• **À FAIRE**
(a) Selon le texte fourni, en quelles années ont lieu les deux expositions universelles de Barcelone ?
(b) Comptez les lignes des entrées qui contiennent la chaîne « menstruation », puis donnez seulement ce nombre.

• **TEXTE FOURNI**
#####

La ville des prodiges de Eduardo Mendoza


La ville des prodigesLa ville des prodiges
, c’est un peu l’histoire d’Onofre Bouvila qui a treize ans débarque de sa vallée. Mais c’est surtout l’histoire de Barcelone, qui le temps de deux expositions universelles (1888 et 1929) devient ce qu’il est commun d’appeler une ville moderne. A quel prix et comment s’est fait ce passage, c’est ce qu’Eduardo Mendoza raconte à travers Onofre dont le parcours reflète celui de la ville : parti de rien, il devient un des hommes les plus riches qui soient, à force de crimes et de délits.

Tout commence dans la pure tradition picaresque avec un petit gars de rien du tout qui doit faire sa place dans le monde pour ne pas crever de faim. Personne pour l’aider, ce n’est qu’à lui seul (et à Delfina, la fille des tauliers) qu’il doit de réussir enfin, après une semaine de veine recherches à décrocher un poste de distributeur de tracs anarchistes. Car Barcelone, la ville des prodiges, en 1887 est propice à l’agitation sociale et politique : les ouvriers et manœuvres accourent de partout pour édifier la prochaine exposition universelle.

#####

• **ENTRÉES**
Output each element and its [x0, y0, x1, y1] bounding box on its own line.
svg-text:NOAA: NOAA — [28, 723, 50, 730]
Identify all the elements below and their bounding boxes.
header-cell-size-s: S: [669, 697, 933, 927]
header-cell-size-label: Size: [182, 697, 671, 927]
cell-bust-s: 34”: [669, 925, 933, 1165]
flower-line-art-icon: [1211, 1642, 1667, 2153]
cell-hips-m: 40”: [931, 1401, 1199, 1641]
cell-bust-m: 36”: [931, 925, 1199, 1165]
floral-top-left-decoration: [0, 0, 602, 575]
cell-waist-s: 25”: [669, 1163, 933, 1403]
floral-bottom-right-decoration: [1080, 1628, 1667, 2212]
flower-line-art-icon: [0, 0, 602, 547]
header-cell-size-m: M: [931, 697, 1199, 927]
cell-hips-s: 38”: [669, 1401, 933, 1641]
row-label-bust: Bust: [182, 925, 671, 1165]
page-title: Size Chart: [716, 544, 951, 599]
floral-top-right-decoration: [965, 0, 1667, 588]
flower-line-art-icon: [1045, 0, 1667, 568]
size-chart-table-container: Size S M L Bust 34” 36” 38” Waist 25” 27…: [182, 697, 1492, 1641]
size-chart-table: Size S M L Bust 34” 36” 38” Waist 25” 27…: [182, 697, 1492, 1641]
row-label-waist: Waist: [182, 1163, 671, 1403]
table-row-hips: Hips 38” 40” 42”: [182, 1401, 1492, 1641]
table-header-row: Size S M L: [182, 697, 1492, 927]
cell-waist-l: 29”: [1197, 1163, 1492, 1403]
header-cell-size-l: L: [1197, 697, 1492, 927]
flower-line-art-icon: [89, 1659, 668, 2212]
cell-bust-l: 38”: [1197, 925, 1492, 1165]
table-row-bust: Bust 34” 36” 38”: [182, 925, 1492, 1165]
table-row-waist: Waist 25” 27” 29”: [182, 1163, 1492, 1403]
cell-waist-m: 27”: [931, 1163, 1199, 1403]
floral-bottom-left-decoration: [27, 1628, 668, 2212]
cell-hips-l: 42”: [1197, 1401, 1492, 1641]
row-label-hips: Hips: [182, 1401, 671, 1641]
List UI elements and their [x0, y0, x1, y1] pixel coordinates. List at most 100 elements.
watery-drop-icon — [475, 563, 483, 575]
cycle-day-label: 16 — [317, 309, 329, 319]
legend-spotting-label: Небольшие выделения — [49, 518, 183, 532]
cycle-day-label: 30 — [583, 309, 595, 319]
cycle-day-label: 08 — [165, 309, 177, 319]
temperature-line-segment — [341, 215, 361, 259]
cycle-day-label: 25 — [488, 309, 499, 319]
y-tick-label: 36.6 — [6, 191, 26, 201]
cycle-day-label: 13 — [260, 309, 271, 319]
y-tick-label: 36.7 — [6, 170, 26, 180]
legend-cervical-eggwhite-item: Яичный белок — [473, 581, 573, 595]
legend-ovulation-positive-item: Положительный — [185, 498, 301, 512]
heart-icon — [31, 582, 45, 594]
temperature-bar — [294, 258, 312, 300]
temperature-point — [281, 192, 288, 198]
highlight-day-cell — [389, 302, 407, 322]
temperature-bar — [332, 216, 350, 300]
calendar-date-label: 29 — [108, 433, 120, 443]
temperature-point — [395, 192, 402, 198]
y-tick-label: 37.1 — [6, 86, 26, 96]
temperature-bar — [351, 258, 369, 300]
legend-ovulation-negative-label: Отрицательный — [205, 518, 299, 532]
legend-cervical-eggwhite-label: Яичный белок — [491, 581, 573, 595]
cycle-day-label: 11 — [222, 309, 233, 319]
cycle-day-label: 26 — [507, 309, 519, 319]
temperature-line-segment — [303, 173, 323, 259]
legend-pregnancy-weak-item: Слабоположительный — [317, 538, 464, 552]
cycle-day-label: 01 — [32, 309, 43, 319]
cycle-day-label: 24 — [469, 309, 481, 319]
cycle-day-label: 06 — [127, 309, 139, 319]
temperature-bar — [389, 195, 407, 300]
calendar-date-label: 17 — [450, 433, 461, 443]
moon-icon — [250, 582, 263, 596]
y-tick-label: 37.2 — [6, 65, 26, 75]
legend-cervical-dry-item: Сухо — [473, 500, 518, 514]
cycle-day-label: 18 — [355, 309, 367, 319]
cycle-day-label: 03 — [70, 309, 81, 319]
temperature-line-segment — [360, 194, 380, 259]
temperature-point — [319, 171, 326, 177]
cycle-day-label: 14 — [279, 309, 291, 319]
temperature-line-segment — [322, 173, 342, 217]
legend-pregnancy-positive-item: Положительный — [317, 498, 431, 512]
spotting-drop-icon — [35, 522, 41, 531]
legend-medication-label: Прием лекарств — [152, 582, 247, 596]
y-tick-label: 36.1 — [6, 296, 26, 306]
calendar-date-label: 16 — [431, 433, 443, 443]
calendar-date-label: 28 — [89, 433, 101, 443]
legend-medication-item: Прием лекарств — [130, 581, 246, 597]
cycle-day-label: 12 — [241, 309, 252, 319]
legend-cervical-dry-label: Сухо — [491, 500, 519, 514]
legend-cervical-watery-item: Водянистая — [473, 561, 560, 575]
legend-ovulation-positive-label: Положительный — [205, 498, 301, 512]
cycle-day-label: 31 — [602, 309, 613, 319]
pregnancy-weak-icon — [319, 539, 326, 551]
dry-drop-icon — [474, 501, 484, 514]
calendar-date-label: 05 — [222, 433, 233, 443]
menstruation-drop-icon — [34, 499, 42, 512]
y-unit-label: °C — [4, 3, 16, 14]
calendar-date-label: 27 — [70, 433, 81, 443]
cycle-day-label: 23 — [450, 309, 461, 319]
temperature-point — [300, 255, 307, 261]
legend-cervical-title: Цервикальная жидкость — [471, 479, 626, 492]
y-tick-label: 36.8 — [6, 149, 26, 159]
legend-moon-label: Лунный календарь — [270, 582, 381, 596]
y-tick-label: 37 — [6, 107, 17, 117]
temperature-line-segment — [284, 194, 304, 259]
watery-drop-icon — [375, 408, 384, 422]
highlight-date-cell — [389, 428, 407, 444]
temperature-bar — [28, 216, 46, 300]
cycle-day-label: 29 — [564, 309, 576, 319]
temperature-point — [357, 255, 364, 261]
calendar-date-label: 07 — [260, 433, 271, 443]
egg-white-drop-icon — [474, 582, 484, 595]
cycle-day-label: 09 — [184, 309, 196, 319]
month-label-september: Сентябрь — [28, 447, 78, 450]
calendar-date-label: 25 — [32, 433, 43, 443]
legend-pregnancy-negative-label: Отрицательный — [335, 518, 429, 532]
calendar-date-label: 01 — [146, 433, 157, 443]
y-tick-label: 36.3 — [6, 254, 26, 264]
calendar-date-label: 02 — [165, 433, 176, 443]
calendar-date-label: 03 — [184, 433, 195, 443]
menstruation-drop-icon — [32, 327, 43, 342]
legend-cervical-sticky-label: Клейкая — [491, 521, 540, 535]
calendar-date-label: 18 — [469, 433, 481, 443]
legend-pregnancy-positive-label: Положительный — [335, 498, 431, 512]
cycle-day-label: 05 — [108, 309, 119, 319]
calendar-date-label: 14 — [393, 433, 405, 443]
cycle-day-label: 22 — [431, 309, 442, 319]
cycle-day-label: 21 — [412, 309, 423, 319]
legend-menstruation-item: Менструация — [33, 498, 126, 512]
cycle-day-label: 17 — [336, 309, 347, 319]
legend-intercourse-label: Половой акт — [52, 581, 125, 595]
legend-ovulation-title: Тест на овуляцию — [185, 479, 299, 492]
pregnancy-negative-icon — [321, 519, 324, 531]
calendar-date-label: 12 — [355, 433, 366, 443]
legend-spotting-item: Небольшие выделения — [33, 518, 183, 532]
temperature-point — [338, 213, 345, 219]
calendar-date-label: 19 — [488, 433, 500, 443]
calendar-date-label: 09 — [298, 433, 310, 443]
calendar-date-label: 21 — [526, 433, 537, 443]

#####

• **TÂCHES RÉSOLUES**
(a) En 1888 et en 1929.

(b) 3